** begin **

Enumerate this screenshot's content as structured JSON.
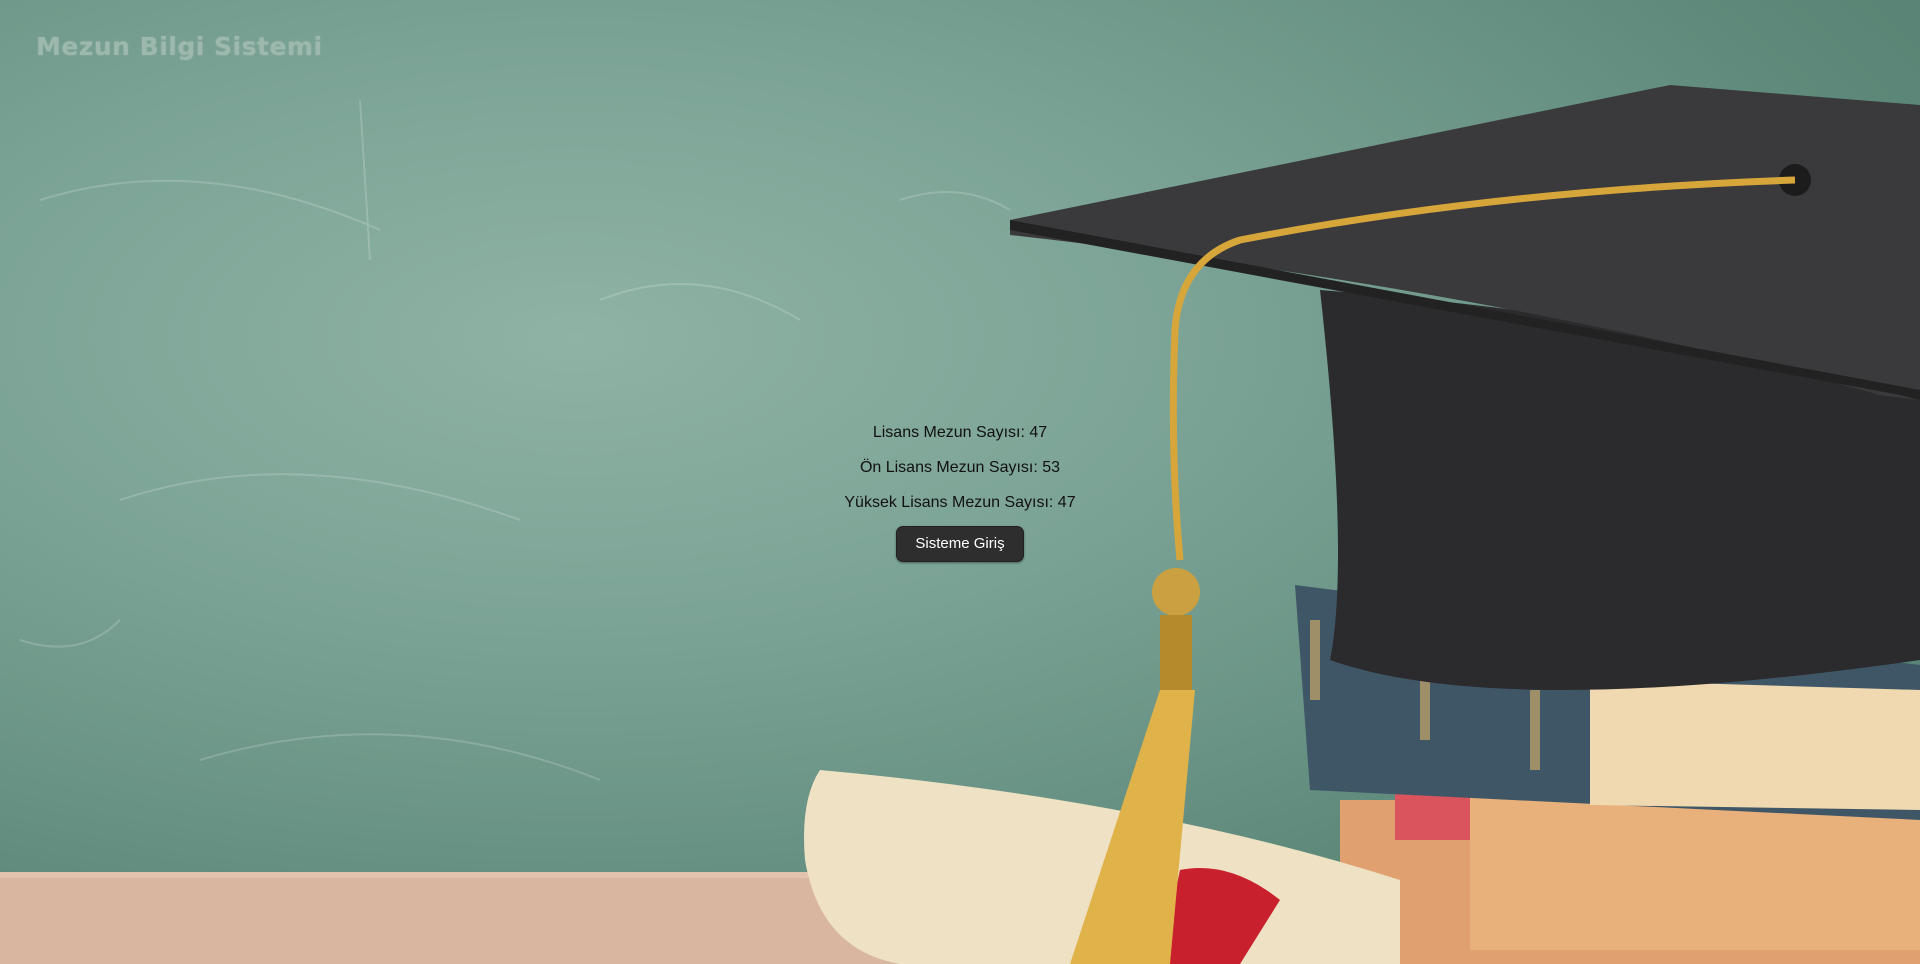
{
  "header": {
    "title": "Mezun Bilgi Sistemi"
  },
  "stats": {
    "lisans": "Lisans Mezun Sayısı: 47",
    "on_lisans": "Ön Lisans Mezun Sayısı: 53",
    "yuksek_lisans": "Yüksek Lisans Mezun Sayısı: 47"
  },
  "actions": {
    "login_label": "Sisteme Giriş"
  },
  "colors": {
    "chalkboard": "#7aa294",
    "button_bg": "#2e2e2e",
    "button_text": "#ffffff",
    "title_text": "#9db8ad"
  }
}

** end **
** begin **

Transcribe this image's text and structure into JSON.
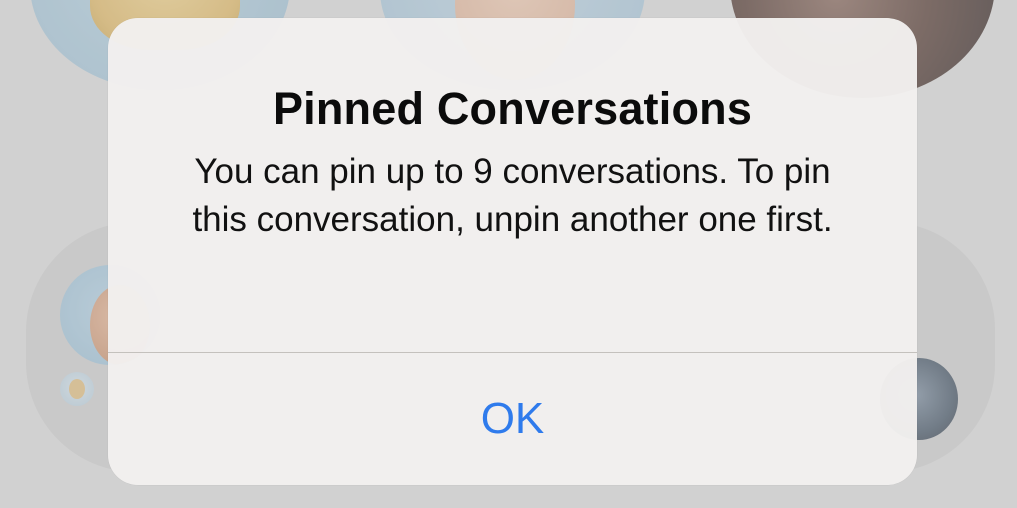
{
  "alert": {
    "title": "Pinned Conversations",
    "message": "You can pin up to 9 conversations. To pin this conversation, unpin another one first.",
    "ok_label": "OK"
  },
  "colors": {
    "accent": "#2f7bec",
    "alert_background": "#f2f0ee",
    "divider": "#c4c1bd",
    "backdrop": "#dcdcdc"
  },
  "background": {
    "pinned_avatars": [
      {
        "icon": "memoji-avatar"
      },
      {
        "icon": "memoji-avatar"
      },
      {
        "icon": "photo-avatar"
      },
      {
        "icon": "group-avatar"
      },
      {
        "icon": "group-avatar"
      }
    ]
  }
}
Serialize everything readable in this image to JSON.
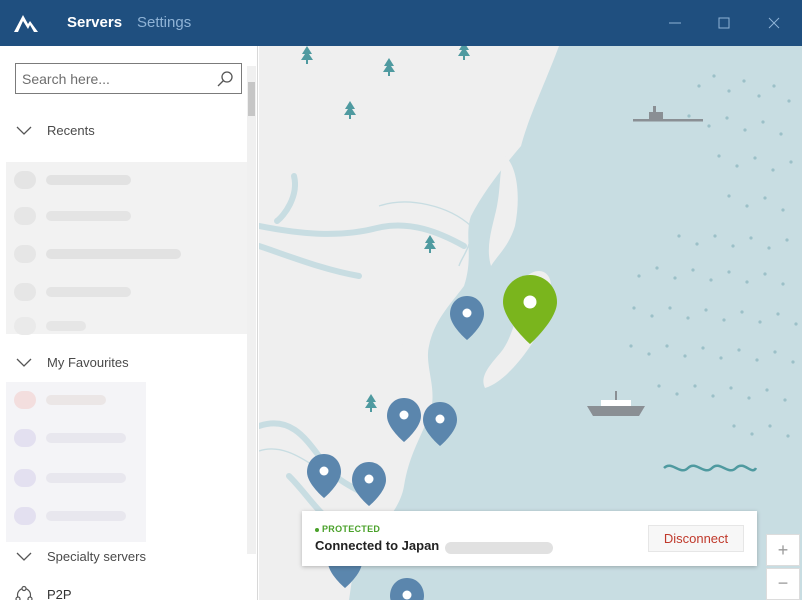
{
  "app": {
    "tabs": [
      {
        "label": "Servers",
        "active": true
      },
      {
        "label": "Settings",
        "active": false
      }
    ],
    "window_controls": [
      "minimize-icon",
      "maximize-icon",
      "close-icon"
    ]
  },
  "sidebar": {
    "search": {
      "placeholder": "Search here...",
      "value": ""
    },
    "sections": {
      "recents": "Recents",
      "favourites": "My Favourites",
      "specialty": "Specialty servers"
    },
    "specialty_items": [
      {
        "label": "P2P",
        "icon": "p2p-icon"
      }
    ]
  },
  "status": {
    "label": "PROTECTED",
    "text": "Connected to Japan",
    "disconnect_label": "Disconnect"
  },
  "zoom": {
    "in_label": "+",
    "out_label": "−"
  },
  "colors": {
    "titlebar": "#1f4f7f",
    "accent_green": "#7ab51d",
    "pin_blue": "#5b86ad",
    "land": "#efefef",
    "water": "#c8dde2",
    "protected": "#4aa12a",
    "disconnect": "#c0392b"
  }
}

** end **
** begin **

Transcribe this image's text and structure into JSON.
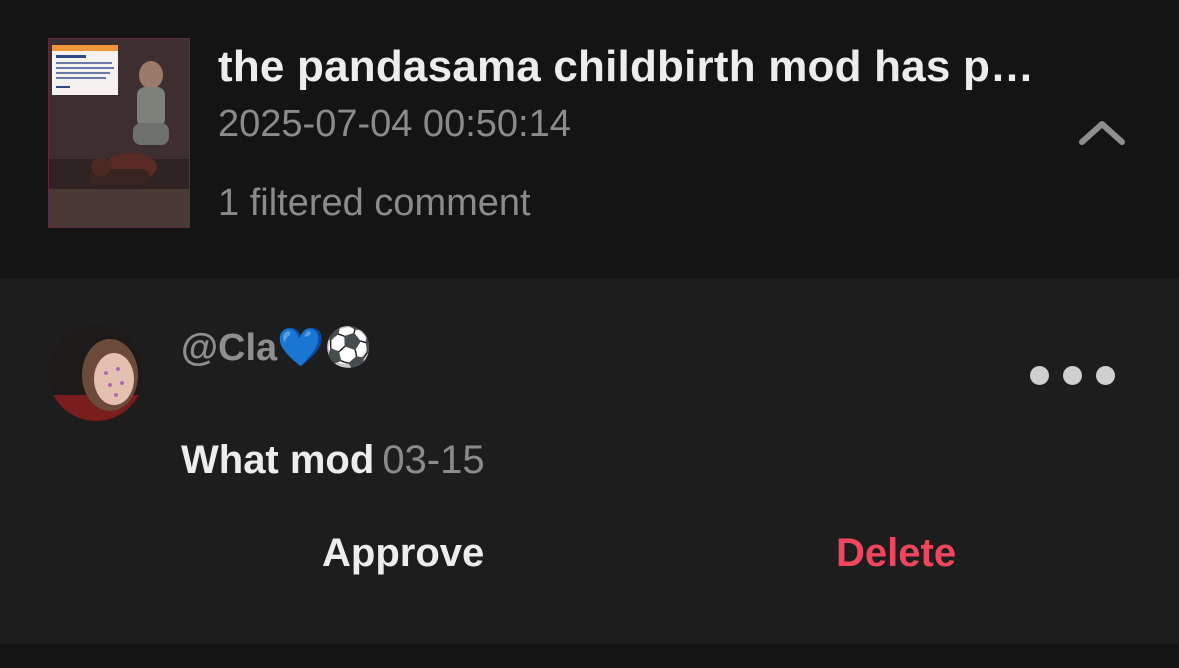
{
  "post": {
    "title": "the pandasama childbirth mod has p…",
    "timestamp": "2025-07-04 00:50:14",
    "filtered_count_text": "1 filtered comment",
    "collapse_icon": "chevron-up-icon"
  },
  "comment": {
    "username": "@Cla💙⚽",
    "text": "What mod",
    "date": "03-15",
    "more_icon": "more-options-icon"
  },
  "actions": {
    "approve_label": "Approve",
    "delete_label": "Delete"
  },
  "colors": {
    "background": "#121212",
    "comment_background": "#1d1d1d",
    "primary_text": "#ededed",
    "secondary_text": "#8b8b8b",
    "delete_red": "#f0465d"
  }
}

** end **

Your goal → Find every line with "JSON" in the listing and state how many there are, nothing else.

Written solution → 4